» **BRIEF**
Write out the whole listing, matching it exactly.

» **EXTRACTED INFORMATION**
— Start —

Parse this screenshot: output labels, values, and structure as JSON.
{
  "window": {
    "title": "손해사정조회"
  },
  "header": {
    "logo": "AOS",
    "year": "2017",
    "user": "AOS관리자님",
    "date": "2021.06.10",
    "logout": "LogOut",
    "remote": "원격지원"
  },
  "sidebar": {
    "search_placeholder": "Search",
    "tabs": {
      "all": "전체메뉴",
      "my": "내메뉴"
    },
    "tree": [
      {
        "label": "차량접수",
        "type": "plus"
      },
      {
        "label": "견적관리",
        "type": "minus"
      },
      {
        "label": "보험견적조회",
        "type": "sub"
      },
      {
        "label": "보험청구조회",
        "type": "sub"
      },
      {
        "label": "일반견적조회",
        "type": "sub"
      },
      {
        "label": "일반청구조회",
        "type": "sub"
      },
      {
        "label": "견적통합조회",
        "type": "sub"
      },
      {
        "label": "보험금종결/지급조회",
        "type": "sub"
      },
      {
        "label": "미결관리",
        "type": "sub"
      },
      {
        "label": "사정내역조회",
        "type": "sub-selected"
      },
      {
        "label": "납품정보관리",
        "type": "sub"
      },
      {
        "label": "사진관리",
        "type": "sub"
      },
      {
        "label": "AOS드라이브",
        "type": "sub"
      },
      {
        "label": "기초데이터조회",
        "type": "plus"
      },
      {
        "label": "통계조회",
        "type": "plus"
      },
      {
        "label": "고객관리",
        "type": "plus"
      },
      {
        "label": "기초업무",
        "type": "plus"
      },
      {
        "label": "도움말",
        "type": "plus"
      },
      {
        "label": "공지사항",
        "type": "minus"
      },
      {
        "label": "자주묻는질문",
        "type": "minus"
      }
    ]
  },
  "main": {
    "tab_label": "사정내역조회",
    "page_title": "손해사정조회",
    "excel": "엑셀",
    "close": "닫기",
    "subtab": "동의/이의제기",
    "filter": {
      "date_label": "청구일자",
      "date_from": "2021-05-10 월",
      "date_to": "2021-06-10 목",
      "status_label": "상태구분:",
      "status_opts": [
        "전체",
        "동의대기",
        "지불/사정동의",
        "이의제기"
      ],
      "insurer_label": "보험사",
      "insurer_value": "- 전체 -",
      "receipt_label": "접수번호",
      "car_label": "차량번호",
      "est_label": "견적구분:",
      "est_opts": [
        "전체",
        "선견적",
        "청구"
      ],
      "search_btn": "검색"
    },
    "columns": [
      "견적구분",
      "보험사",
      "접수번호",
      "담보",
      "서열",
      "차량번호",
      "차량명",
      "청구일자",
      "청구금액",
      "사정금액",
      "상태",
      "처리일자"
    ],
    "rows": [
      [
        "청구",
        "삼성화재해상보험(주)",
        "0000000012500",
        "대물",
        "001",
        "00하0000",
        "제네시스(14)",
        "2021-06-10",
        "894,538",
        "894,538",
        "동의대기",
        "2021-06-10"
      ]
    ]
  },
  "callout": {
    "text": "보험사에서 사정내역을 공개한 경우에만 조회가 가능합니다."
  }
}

— End —

» **TASK OUTPUT**
Parse this screenshot: output labels, values, and structure as JSON.
{
  "window": {
    "title": "손해사정조회"
  },
  "header": {
    "logo": "AOS",
    "year": "2017",
    "user": "AOS관리자님",
    "date": "2021.06.10",
    "logout": "LogOut",
    "remote": "원격지원"
  },
  "sidebar": {
    "search_placeholder": "Search",
    "tabs": {
      "all": "전체메뉴",
      "my": "내메뉴"
    },
    "tree": [
      {
        "label": "차량접수",
        "type": "plus"
      },
      {
        "label": "견적관리",
        "type": "minus"
      },
      {
        "label": "보험견적조회",
        "type": "sub"
      },
      {
        "label": "보험청구조회",
        "type": "sub"
      },
      {
        "label": "일반견적조회",
        "type": "sub"
      },
      {
        "label": "일반청구조회",
        "type": "sub"
      },
      {
        "label": "견적통합조회",
        "type": "sub"
      },
      {
        "label": "보험금종결/지급조회",
        "type": "sub"
      },
      {
        "label": "미결관리",
        "type": "sub"
      },
      {
        "label": "사정내역조회",
        "type": "sub-selected"
      },
      {
        "label": "납품정보관리",
        "type": "sub"
      },
      {
        "label": "사진관리",
        "type": "sub"
      },
      {
        "label": "AOS드라이브",
        "type": "sub"
      },
      {
        "label": "기초데이터조회",
        "type": "plus"
      },
      {
        "label": "통계조회",
        "type": "plus"
      },
      {
        "label": "고객관리",
        "type": "plus"
      },
      {
        "label": "기초업무",
        "type": "plus"
      },
      {
        "label": "도움말",
        "type": "plus"
      },
      {
        "label": "공지사항",
        "type": "minus"
      },
      {
        "label": "자주묻는질문",
        "type": "minus"
      }
    ]
  },
  "main": {
    "tab_label": "사정내역조회",
    "page_title": "손해사정조회",
    "excel": "엑셀",
    "close": "닫기",
    "subtab": "동의/이의제기",
    "filter": {
      "date_label": "청구일자",
      "date_from": "2021-05-10 월",
      "date_to": "2021-06-10 목",
      "status_label": "상태구분:",
      "status_opts": [
        "전체",
        "동의대기",
        "지불/사정동의",
        "이의제기"
      ],
      "insurer_label": "보험사",
      "insurer_value": "- 전체 -",
      "receipt_label": "접수번호",
      "car_label": "차량번호",
      "est_label": "견적구분:",
      "est_opts": [
        "전체",
        "선견적",
        "청구"
      ],
      "search_btn": "검색"
    },
    "columns": [
      "견적구분",
      "보험사",
      "접수번호",
      "담보",
      "서열",
      "차량번호",
      "차량명",
      "청구일자",
      "청구금액",
      "사정금액",
      "상태",
      "처리일자"
    ],
    "rows": [
      [
        "청구",
        "삼성화재해상보험(주)",
        "0000000012500",
        "대물",
        "001",
        "00하0000",
        "제네시스(14)",
        "2021-06-10",
        "894,538",
        "894,538",
        "동의대기",
        "2021-06-10"
      ]
    ]
  },
  "callout": {
    "text": "보험사에서 사정내역을 공개한 경우에만 조회가 가능합니다."
  }
}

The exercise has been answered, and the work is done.